▸ Data listing
------------------------------------------------------------------------

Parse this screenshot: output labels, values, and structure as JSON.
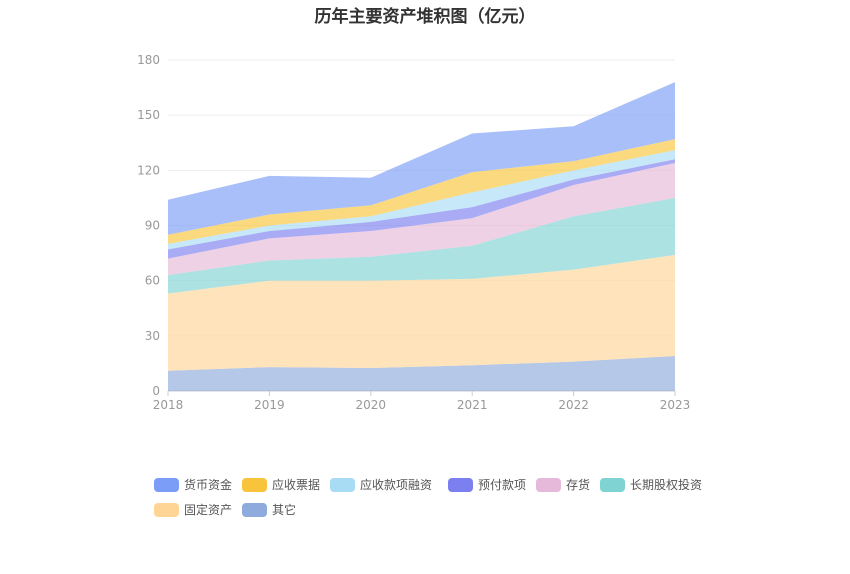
{
  "chart_data": {
    "type": "area",
    "title": "历年主要资产堆积图（亿元）",
    "categories": [
      "2018",
      "2019",
      "2020",
      "2021",
      "2022",
      "2023"
    ],
    "ylim": [
      0,
      180
    ],
    "yticks": [
      0,
      30,
      60,
      90,
      120,
      150,
      180
    ],
    "stacked": true,
    "grid": true,
    "legend_position": "bottom",
    "series": [
      {
        "name": "其它",
        "color": "#8faadc",
        "values": [
          11,
          13,
          12.5,
          14,
          16,
          19
        ]
      },
      {
        "name": "固定资产",
        "color": "#ffd596",
        "values": [
          42,
          47,
          47.5,
          47,
          50,
          55
        ]
      },
      {
        "name": "长期股权投资",
        "color": "#7fd3d3",
        "values": [
          10,
          11,
          13,
          18,
          29,
          31
        ]
      },
      {
        "name": "存货",
        "color": "#e6b8d9",
        "values": [
          9,
          12,
          14,
          15,
          17,
          19
        ]
      },
      {
        "name": "预付款项",
        "color": "#7b7ff0",
        "values": [
          5,
          4,
          5,
          6,
          3,
          2
        ]
      },
      {
        "name": "应收款项融资",
        "color": "#a8dcf5",
        "values": [
          3,
          3,
          3,
          8,
          5,
          5
        ]
      },
      {
        "name": "应收票据",
        "color": "#f8c43b",
        "values": [
          5,
          6,
          6,
          11,
          5,
          6
        ]
      },
      {
        "name": "货币资金",
        "color": "#7b9cf7",
        "values": [
          19,
          21,
          15,
          21,
          19,
          31
        ]
      }
    ],
    "legend_order": [
      "货币资金",
      "应收票据",
      "应收款项融资",
      "预付款项",
      "存货",
      "长期股权投资",
      "固定资产",
      "其它"
    ]
  }
}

------------------------------------------------------------------------

▸ Exercise
Every record above must be given again exactly; drop the pictures.

▸ Answer to this exercise
Parse this screenshot: output labels, values, and structure as JSON.
{
  "chart_data": {
    "type": "area",
    "title": "历年主要资产堆积图（亿元）",
    "categories": [
      "2018",
      "2019",
      "2020",
      "2021",
      "2022",
      "2023"
    ],
    "ylim": [
      0,
      180
    ],
    "yticks": [
      0,
      30,
      60,
      90,
      120,
      150,
      180
    ],
    "stacked": true,
    "grid": true,
    "legend_position": "bottom",
    "series": [
      {
        "name": "其它",
        "color": "#8faadc",
        "values": [
          11,
          13,
          12.5,
          14,
          16,
          19
        ]
      },
      {
        "name": "固定资产",
        "color": "#ffd596",
        "values": [
          42,
          47,
          47.5,
          47,
          50,
          55
        ]
      },
      {
        "name": "长期股权投资",
        "color": "#7fd3d3",
        "values": [
          10,
          11,
          13,
          18,
          29,
          31
        ]
      },
      {
        "name": "存货",
        "color": "#e6b8d9",
        "values": [
          9,
          12,
          14,
          15,
          17,
          19
        ]
      },
      {
        "name": "预付款项",
        "color": "#7b7ff0",
        "values": [
          5,
          4,
          5,
          6,
          3,
          2
        ]
      },
      {
        "name": "应收款项融资",
        "color": "#a8dcf5",
        "values": [
          3,
          3,
          3,
          8,
          5,
          5
        ]
      },
      {
        "name": "应收票据",
        "color": "#f8c43b",
        "values": [
          5,
          6,
          6,
          11,
          5,
          6
        ]
      },
      {
        "name": "货币资金",
        "color": "#7b9cf7",
        "values": [
          19,
          21,
          15,
          21,
          19,
          31
        ]
      }
    ],
    "legend_order": [
      "货币资金",
      "应收票据",
      "应收款项融资",
      "预付款项",
      "存货",
      "长期股权投资",
      "固定资产",
      "其它"
    ]
  }
}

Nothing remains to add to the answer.